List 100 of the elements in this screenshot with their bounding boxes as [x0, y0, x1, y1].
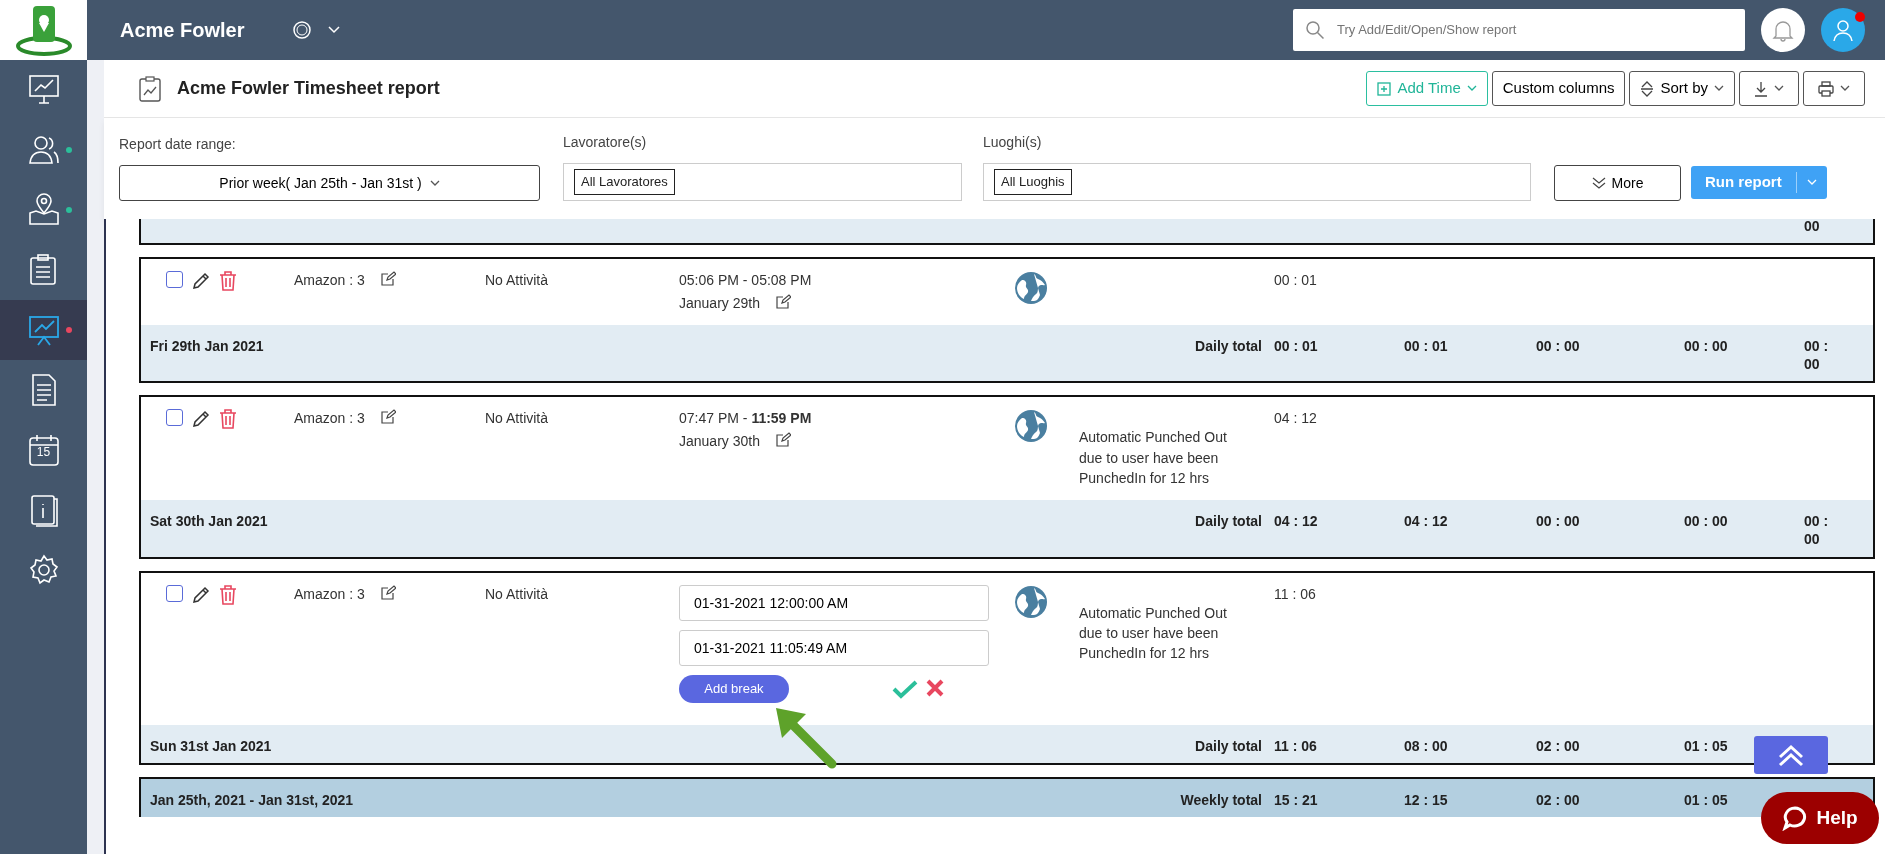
brand-name: Acme Fowler [120, 18, 245, 43]
currency-dropdown[interactable] [292, 20, 341, 40]
entry-hours: 00 : 01 [1274, 271, 1318, 291]
total-date: Sat 30th Jan 2021 [150, 512, 269, 532]
time-range: 05:06 PM - 05:08 PM [679, 271, 813, 291]
caret-icon [1466, 85, 1477, 92]
start-time-field[interactable]: 01-31-2021 12:00:00 AM [679, 584, 989, 621]
filter-label: Luoghi(s) [983, 133, 1043, 152]
total-value: 04 : 12 [1404, 512, 1449, 532]
total-value: 00 : 00 [1684, 512, 1729, 532]
globe-icon [1014, 409, 1048, 444]
sort-by-button[interactable]: Sort by [1629, 71, 1735, 106]
trash-icon [219, 409, 237, 430]
total-label: Weekly total [1179, 790, 1263, 809]
total-value: 01 : 05 [1684, 790, 1729, 809]
total-label: Daily total [1194, 512, 1263, 532]
edit-icon [380, 271, 396, 287]
scroll-to-top-button[interactable] [1754, 736, 1828, 774]
date-range-dropdown[interactable]: Prior week( Jan 25th - Jan 31st ) [119, 165, 540, 201]
check-icon [892, 678, 918, 699]
more-button[interactable]: More [1554, 165, 1681, 201]
profile-button[interactable] [1821, 8, 1865, 52]
monitor-chart-icon [26, 73, 61, 107]
total-value: 00 : 00 [1804, 512, 1830, 549]
total-value: 00 : 00 [1684, 336, 1729, 356]
download-icon [1754, 80, 1768, 97]
activity-name: No Attività [485, 409, 550, 429]
sort-icon [1640, 80, 1655, 97]
coin-icon [292, 20, 313, 40]
filter-tag[interactable]: All Luoghis [994, 169, 1072, 195]
double-chevron-down-icon [1591, 177, 1606, 189]
filter-label: Report date range: [119, 135, 237, 154]
total-value: 15 : 21 [1274, 790, 1319, 809]
checkbox[interactable] [166, 409, 183, 427]
total-date: Sun 31st Jan 2021 [150, 736, 273, 755]
download-button[interactable] [1739, 71, 1799, 106]
entry-date: January 30th [679, 432, 760, 452]
total-value: 02 : 00 [1536, 790, 1581, 809]
total-value: 04 : 12 [1274, 512, 1319, 532]
sidebar-item[interactable] [0, 300, 87, 360]
edit-icon [775, 432, 791, 448]
plus-square-icon [1377, 81, 1392, 96]
custom-columns-button[interactable]: Custom columns [1491, 71, 1626, 106]
search-field[interactable]: Try Add/Edit/Open/Show report [1293, 9, 1745, 51]
total-value: 00 : 00 [1804, 336, 1830, 374]
help-button[interactable]: Help [1761, 792, 1879, 844]
pencil-icon [191, 584, 211, 605]
worker-select-field[interactable]: All Lavoratores [563, 163, 962, 201]
end-time-field[interactable]: 01-31-2021 11:05:49 AM [679, 629, 989, 666]
place-select-field[interactable]: All Luoghis [983, 163, 1531, 201]
total-date: Jan 25th, 2021 - Jan 31st, 2021 [150, 790, 355, 809]
note-text: Automatic Punched Out due to user have been PunchedIn for 12 hrs [1079, 603, 1228, 664]
search-icon [1305, 20, 1325, 40]
add-break-button[interactable]: Add break [679, 674, 789, 703]
total-label: Daily total [1194, 736, 1263, 755]
total-value: 00 : 00 [1536, 336, 1581, 356]
total-value: 11 : 06 [1274, 736, 1318, 755]
entry-hours: 04 : 12 [1274, 409, 1318, 429]
entry-hours: 11 : 06 [1274, 584, 1317, 604]
sidebar-item[interactable]: 15 [0, 420, 87, 480]
total-label: Daily total [1194, 336, 1263, 356]
checkbox[interactable] [166, 271, 183, 289]
caret-icon [1774, 85, 1784, 92]
note-text: Automatic Punched Out due to user have been PunchedIn for 12 hrs [1079, 428, 1228, 488]
total-value: 00 : 01 [1274, 336, 1319, 356]
edit-icon [380, 409, 396, 425]
double-chevron-up-icon [1776, 743, 1806, 767]
caret-icon [1840, 85, 1850, 92]
caret-icon [1806, 179, 1817, 186]
filter-tag[interactable]: All Lavoratores [574, 169, 675, 195]
print-button[interactable] [1803, 71, 1865, 106]
notification-button[interactable] [1761, 8, 1805, 52]
caret-icon [1714, 85, 1724, 92]
project-name: Amazon : 3 [294, 409, 365, 429]
total-value: 12 : 15 [1404, 790, 1449, 809]
time-range: 07:47 PM - 11:59 PM [679, 409, 813, 429]
total-value: 01 : 05 [1684, 736, 1729, 755]
total-value: 08 : 00 [1404, 736, 1449, 755]
total-value: 00 : 00 [1536, 512, 1581, 532]
printer-icon [1818, 80, 1834, 97]
pencil-icon [191, 409, 211, 430]
presentation-chart-icon [26, 313, 61, 347]
people-icon [26, 133, 61, 167]
caret-icon [328, 26, 341, 34]
caret-icon [429, 179, 440, 187]
calendar-day-number: 15 [35, 446, 52, 458]
bell-icon [1772, 18, 1794, 42]
entry-date: January 29th [679, 294, 760, 313]
project-name: Amazon : 3 [294, 271, 365, 291]
pencil-icon [191, 271, 211, 292]
edit-icon [775, 294, 791, 310]
trash-icon [219, 271, 237, 292]
total-value: 00 [1804, 219, 1821, 236]
filter-label: Lavoratore(s) [563, 133, 648, 152]
trash-icon [219, 584, 237, 605]
report-title: Acme Fowler Timesheet report [177, 77, 440, 100]
activity-name: No Attività [485, 271, 550, 291]
globe-icon [1014, 271, 1048, 306]
checkbox[interactable] [166, 584, 183, 602]
activity-name: No Attività [485, 584, 550, 604]
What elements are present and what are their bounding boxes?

——

INSTRUCTIONS TO FOLLOW: Reproduce all of the data above verbatim, line for line, leaving out the pictures.

ANSWER TO THE TASK:
List 100 of the elements in this screenshot with their bounding boxes as [x0, y0, x1, y1].
brand-name: Acme Fowler [120, 18, 245, 43]
currency-dropdown[interactable] [292, 20, 341, 40]
entry-hours: 00 : 01 [1274, 271, 1318, 291]
total-date: Sat 30th Jan 2021 [150, 512, 269, 532]
time-range: 05:06 PM - 05:08 PM [679, 271, 813, 291]
caret-icon [1466, 85, 1477, 92]
start-time-field[interactable]: 01-31-2021 12:00:00 AM [679, 584, 989, 621]
filter-label: Luoghi(s) [983, 133, 1043, 152]
total-value: 04 : 12 [1404, 512, 1449, 532]
total-value: 00 : 00 [1684, 512, 1729, 532]
globe-icon [1014, 409, 1048, 444]
sort-by-button[interactable]: Sort by [1629, 71, 1735, 106]
trash-icon [219, 409, 237, 430]
total-label: Weekly total [1179, 790, 1263, 809]
total-value: 01 : 05 [1684, 790, 1729, 809]
total-label: Daily total [1194, 512, 1263, 532]
edit-icon [380, 271, 396, 287]
scroll-to-top-button[interactable] [1754, 736, 1828, 774]
date-range-dropdown[interactable]: Prior week( Jan 25th - Jan 31st ) [119, 165, 540, 201]
check-icon [892, 678, 918, 699]
more-button[interactable]: More [1554, 165, 1681, 201]
profile-button[interactable] [1821, 8, 1865, 52]
monitor-chart-icon [26, 73, 61, 107]
total-value: 00 : 00 [1804, 512, 1830, 549]
total-value: 00 : 00 [1684, 336, 1729, 356]
download-icon [1754, 80, 1768, 97]
activity-name: No Attività [485, 409, 550, 429]
sort-icon [1640, 80, 1655, 97]
coin-icon [292, 20, 313, 40]
filter-tag[interactable]: All Luoghis [994, 169, 1072, 195]
double-chevron-down-icon [1591, 177, 1606, 189]
filter-label: Report date range: [119, 135, 237, 154]
total-value: 15 : 21 [1274, 790, 1319, 809]
checkbox[interactable] [166, 409, 183, 427]
total-date: Sun 31st Jan 2021 [150, 736, 273, 755]
download-button[interactable] [1739, 71, 1799, 106]
entry-date: January 30th [679, 432, 760, 452]
total-value: 02 : 00 [1536, 790, 1581, 809]
total-value: 04 : 12 [1274, 512, 1319, 532]
sidebar-item[interactable] [0, 300, 87, 360]
edit-icon [775, 432, 791, 448]
plus-square-icon [1377, 81, 1392, 96]
custom-columns-button[interactable]: Custom columns [1491, 71, 1626, 106]
search-field[interactable]: Try Add/Edit/Open/Show report [1293, 9, 1745, 51]
total-value: 00 : 00 [1804, 336, 1830, 374]
help-button[interactable]: Help [1761, 792, 1879, 844]
pencil-icon [191, 584, 211, 605]
worker-select-field[interactable]: All Lavoratores [563, 163, 962, 201]
end-time-field[interactable]: 01-31-2021 11:05:49 AM [679, 629, 989, 666]
place-select-field[interactable]: All Luoghis [983, 163, 1531, 201]
total-date: Jan 25th, 2021 - Jan 31st, 2021 [150, 790, 355, 809]
note-text: Automatic Punched Out due to user have been PunchedIn for 12 hrs [1079, 603, 1228, 664]
search-icon [1305, 20, 1325, 40]
add-break-button[interactable]: Add break [679, 674, 789, 703]
total-label: Daily total [1194, 736, 1263, 755]
total-value: 00 : 00 [1536, 336, 1581, 356]
total-value: 11 : 06 [1274, 736, 1318, 755]
entry-hours: 04 : 12 [1274, 409, 1318, 429]
entry-hours: 11 : 06 [1274, 584, 1317, 604]
sidebar-item[interactable]: 15 [0, 420, 87, 480]
total-label: Daily total [1194, 336, 1263, 356]
checkbox[interactable] [166, 271, 183, 289]
caret-icon [1774, 85, 1784, 92]
note-text: Automatic Punched Out due to user have been PunchedIn for 12 hrs [1079, 428, 1228, 488]
total-value: 00 : 01 [1274, 336, 1319, 356]
edit-icon [380, 409, 396, 425]
double-chevron-up-icon [1776, 743, 1806, 767]
caret-icon [1840, 85, 1850, 92]
caret-icon [1806, 179, 1817, 186]
filter-tag[interactable]: All Lavoratores [574, 169, 675, 195]
print-button[interactable] [1803, 71, 1865, 106]
notification-button[interactable] [1761, 8, 1805, 52]
caret-icon [1714, 85, 1724, 92]
project-name: Amazon : 3 [294, 409, 365, 429]
total-value: 12 : 15 [1404, 790, 1449, 809]
time-range: 07:47 PM - 11:59 PM [679, 409, 813, 429]
total-value: 01 : 05 [1684, 736, 1729, 755]
total-value: 08 : 00 [1404, 736, 1449, 755]
total-value: 00 : 00 [1536, 512, 1581, 532]
printer-icon [1818, 80, 1834, 97]
pencil-icon [191, 409, 211, 430]
presentation-chart-icon [26, 313, 61, 347]
people-icon [26, 133, 61, 167]
caret-icon [328, 26, 341, 34]
caret-icon [429, 179, 440, 187]
calendar-day-number: 15 [35, 446, 52, 458]
bell-icon [1772, 18, 1794, 42]
entry-date: January 29th [679, 294, 760, 313]
project-name: Amazon : 3 [294, 271, 365, 291]
pencil-icon [191, 271, 211, 292]
edit-icon [775, 294, 791, 310]
trash-icon [219, 271, 237, 292]
total-value: 00 [1804, 219, 1821, 236]
filter-label: Lavoratore(s) [563, 133, 648, 152]
trash-icon [219, 584, 237, 605]
report-title: Acme Fowler Timesheet report [177, 77, 440, 100]
activity-name: No Attività [485, 271, 550, 291]
globe-icon [1014, 271, 1048, 306]
checkbox[interactable] [166, 584, 183, 602]
activity-name: No Attività [485, 584, 550, 604]
What elements are present and what are their bounding boxes?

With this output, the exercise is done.